Saved entries:
--------------------------------

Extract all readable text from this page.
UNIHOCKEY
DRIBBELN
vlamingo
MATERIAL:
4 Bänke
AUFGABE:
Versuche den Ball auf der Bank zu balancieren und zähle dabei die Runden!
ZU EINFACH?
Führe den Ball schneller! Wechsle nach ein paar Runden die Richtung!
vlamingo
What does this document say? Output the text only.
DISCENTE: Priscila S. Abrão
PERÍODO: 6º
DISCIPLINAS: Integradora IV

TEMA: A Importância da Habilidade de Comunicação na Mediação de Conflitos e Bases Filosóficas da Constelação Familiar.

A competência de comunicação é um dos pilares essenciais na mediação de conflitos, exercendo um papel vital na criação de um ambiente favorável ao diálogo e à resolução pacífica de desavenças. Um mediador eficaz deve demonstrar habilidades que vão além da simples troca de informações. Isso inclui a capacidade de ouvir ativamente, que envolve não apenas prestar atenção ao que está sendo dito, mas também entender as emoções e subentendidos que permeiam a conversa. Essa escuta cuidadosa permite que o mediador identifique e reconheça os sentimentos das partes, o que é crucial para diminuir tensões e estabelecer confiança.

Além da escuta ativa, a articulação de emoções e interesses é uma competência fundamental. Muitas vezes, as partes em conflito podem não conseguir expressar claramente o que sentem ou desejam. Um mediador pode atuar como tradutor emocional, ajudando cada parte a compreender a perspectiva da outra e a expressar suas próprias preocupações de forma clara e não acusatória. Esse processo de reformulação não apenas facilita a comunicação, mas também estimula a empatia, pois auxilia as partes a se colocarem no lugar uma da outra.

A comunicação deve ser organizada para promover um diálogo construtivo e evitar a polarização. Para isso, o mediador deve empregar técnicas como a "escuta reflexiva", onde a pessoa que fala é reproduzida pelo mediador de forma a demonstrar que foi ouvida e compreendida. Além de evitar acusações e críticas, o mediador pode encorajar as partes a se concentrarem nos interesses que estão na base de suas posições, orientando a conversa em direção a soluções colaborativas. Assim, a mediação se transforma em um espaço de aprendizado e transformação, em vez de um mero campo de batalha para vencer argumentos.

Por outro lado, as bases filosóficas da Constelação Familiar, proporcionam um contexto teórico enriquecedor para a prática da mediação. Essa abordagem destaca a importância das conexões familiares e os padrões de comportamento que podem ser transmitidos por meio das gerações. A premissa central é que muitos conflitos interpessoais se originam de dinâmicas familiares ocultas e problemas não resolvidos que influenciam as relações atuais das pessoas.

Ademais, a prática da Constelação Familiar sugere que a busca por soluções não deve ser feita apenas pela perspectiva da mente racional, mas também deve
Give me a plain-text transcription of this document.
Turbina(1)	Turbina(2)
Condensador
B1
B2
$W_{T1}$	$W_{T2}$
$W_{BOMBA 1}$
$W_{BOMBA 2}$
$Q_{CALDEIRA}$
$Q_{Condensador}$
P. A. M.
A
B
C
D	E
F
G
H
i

--------------------------------

Written problem: Every line in the data above that contains "Ball" needs to be copied.

Response to the exercise:
Versuche den Ball auf der Bank zu balancieren und zähle dabei die Runden!
Führe den Ball schneller! Wechsle nach ein paar Runden die Richtung!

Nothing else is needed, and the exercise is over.